### Input records

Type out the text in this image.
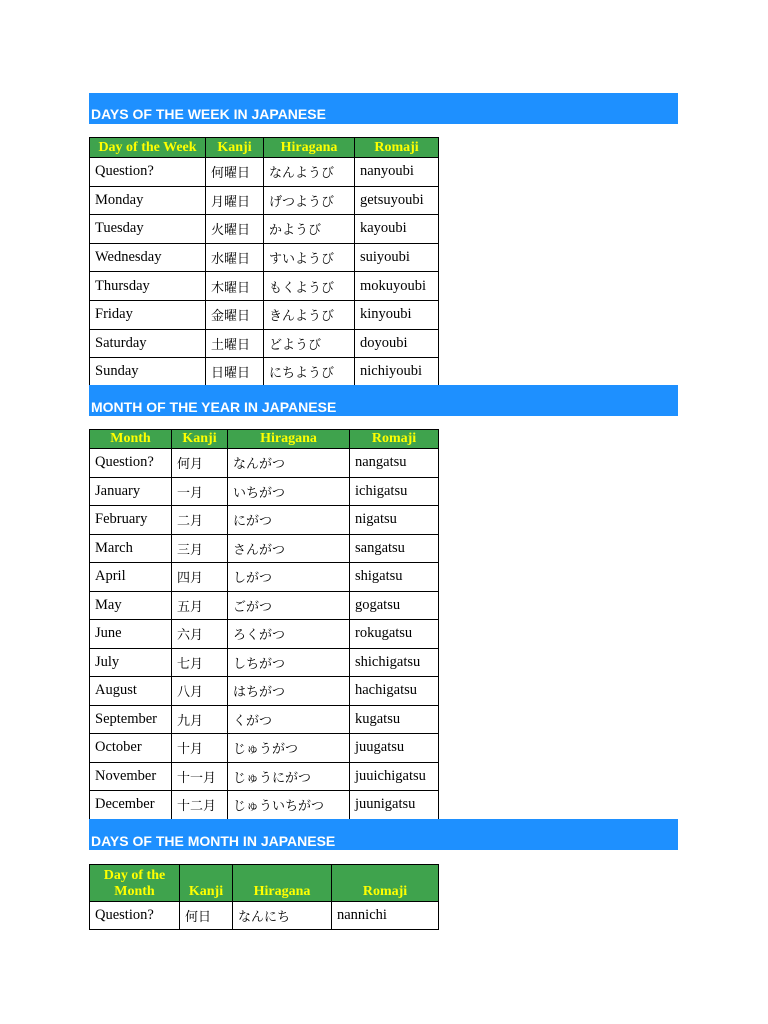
DAYS OF THE WEEK IN JAPANESE
Day of the Week	Kanji	Hiragana	Romaji
Question?	何曜日	なんようび	nanyoubi
Monday	月曜日	げつようび	getsuyoubi
Tuesday	火曜日	かようび	kayoubi
Wednesday	水曜日	すいようび	suiyoubi
Thursday	木曜日	もくようび	mokuyoubi
Friday	金曜日	きんようび	kinyoubi
Saturday	土曜日	どようび	doyoubi
Sunday	日曜日	にちようび	nichiyoubi
MONTH OF THE YEAR IN JAPANESE
Month	Kanji	Hiragana	Romaji
Question?	何月	なんがつ	nangatsu
January	一月	いちがつ	ichigatsu
February	二月	にがつ	nigatsu
March	三月	さんがつ	sangatsu
April	四月	しがつ	shigatsu
May	五月	ごがつ	gogatsu
June	六月	ろくがつ	rokugatsu
July	七月	しちがつ	shichigatsu
August	八月	はちがつ	hachigatsu
September	九月	くがつ	kugatsu
October	十月	じゅうがつ	juugatsu
November	十一月	じゅうにがつ	juuichigatsu
December	十二月	じゅういちがつ	juunigatsu
DAYS OF THE MONTH IN JAPANESE
Day of the Month	Kanji	Hiragana	Romaji
Question?	何日	なんにち	nannichi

### Aim
Find each line holding the word "Question" and copy it.

### Solution
Question?	何曜日	なんようび	nanyoubi
Question?	何月	なんがつ	nangatsu
Question?	何日	なんにち	nannichi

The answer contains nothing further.